REQUIRED TASK
Your task is to filter the data below down to the lines holding "бюллетеней".
--
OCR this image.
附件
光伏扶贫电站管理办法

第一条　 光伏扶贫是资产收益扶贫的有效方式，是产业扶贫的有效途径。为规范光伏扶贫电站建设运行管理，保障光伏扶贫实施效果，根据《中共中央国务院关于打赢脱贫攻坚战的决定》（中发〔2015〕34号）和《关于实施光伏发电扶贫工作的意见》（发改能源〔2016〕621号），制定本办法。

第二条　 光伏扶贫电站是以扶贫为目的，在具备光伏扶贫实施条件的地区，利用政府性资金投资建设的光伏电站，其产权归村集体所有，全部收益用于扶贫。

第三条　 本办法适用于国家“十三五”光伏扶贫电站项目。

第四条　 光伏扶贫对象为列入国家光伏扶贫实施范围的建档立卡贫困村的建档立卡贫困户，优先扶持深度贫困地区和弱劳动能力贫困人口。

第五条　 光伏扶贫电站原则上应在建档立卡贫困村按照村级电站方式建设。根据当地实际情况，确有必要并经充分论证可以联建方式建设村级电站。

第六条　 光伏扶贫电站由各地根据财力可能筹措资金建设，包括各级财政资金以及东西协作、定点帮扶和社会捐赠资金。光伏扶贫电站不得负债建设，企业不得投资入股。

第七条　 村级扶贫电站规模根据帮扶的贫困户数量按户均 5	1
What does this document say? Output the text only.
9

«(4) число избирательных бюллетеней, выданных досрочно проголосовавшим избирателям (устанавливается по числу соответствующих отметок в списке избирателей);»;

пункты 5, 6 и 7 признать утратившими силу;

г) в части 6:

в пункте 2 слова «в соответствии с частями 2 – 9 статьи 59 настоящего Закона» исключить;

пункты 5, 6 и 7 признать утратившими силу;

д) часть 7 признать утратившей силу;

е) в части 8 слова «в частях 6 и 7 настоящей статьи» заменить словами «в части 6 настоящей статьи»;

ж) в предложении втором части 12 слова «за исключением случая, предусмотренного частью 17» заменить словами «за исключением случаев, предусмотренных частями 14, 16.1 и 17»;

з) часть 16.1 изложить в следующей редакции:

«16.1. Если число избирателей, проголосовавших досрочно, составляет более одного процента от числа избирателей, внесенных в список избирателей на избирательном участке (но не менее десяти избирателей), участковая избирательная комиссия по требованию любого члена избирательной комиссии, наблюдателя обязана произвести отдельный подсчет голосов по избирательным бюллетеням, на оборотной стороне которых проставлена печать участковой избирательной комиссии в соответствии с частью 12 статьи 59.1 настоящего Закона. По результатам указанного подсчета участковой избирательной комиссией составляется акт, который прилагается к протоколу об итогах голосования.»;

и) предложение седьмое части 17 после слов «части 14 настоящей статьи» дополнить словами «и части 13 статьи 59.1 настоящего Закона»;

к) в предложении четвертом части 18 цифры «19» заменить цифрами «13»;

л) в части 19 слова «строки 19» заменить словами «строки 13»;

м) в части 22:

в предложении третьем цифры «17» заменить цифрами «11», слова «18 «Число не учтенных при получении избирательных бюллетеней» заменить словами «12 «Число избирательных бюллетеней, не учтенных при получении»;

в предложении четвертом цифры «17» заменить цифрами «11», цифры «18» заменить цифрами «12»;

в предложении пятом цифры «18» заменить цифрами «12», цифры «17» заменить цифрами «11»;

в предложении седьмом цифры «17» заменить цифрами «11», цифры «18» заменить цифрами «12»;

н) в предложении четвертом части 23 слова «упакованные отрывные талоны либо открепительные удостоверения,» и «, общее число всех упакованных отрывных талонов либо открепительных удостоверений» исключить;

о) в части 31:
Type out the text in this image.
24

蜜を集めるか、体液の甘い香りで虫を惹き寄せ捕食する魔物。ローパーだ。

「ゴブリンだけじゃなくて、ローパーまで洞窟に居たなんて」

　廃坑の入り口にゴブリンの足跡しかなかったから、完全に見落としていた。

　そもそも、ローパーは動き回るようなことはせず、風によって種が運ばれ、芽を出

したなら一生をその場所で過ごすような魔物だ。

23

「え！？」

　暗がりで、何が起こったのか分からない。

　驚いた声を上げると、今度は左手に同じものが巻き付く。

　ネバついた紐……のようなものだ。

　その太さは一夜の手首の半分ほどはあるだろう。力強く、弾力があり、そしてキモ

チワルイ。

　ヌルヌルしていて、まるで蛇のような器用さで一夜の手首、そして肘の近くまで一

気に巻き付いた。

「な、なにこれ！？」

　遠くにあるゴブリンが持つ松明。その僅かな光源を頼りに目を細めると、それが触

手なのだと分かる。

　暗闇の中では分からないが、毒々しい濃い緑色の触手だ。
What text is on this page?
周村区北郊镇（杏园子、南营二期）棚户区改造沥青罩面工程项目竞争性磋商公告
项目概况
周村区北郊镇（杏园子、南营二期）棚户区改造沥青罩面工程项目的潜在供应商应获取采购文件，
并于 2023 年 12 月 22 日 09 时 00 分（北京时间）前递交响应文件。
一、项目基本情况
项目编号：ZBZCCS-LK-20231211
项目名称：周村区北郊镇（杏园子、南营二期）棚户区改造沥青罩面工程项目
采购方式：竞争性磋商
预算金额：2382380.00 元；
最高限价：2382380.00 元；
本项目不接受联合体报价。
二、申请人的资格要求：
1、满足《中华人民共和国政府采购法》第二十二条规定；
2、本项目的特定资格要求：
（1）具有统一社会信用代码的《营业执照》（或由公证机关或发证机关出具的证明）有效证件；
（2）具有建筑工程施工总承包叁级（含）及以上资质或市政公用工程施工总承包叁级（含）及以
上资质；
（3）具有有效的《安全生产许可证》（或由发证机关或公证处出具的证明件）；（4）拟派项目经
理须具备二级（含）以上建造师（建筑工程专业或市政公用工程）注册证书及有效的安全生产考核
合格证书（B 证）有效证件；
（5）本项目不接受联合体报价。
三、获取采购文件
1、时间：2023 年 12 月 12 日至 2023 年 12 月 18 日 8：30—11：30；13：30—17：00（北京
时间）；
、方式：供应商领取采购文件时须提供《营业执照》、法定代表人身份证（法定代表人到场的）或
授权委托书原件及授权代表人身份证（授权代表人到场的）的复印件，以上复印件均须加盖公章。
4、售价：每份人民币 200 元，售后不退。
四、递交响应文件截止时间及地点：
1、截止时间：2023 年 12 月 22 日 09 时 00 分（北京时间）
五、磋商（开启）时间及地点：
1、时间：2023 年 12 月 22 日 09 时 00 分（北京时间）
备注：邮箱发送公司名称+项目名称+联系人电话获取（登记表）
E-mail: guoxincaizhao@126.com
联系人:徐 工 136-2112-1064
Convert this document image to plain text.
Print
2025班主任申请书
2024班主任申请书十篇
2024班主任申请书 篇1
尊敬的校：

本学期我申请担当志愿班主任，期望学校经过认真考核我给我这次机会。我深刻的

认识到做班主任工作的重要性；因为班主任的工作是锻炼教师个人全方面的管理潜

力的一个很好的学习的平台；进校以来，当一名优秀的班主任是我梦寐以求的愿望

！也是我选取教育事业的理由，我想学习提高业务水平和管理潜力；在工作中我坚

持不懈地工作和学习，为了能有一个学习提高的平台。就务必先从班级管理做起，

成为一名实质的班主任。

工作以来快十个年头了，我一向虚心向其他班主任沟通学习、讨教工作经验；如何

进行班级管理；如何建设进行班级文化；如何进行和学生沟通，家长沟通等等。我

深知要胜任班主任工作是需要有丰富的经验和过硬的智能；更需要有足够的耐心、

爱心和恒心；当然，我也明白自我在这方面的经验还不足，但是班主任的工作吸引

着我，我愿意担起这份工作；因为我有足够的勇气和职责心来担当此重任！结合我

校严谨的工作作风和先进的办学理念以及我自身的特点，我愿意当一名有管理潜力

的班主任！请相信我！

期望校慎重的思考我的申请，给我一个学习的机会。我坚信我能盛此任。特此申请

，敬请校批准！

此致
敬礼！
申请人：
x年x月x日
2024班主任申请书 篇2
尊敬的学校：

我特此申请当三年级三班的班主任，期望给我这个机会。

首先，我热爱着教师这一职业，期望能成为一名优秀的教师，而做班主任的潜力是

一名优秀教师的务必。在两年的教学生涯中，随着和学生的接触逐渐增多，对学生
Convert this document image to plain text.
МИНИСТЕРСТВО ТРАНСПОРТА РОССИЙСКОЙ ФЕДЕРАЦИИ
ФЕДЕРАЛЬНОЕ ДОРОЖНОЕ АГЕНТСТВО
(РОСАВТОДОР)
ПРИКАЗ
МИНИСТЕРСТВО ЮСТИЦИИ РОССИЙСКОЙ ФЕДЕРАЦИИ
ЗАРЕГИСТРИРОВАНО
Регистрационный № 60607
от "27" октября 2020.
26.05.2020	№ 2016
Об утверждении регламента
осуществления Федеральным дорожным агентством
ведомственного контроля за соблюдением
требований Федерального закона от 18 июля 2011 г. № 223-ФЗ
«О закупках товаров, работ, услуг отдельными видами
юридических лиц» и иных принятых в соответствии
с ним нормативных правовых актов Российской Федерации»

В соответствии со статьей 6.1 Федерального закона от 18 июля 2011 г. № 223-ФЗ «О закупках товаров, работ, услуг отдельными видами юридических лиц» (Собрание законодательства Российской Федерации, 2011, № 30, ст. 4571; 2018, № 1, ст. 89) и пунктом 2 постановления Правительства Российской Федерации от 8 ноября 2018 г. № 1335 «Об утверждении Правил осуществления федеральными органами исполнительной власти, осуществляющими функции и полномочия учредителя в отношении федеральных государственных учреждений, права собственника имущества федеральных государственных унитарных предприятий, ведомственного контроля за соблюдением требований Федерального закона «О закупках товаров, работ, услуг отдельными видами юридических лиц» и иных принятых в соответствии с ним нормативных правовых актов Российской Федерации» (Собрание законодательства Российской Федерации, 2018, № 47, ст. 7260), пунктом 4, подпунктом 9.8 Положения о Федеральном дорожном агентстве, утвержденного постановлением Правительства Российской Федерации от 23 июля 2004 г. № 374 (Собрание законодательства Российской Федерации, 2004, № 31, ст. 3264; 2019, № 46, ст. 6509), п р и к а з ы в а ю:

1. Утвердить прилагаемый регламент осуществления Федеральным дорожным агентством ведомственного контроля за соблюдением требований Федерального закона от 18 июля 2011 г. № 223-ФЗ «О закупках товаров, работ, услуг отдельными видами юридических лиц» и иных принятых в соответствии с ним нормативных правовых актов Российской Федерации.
--
RESULT
«(4) число избирательных бюллетеней, выданных досрочно проголосовавшим избирателям (устанавливается по числу соответствующих отметок в списке избирателей);»;
в предложении третьем цифры «17» заменить цифрами «11», слова «18 «Число не учтенных при получении избирательных бюллетеней» заменить словами «12 «Число избирательных бюллетеней, не учтенных при получении»;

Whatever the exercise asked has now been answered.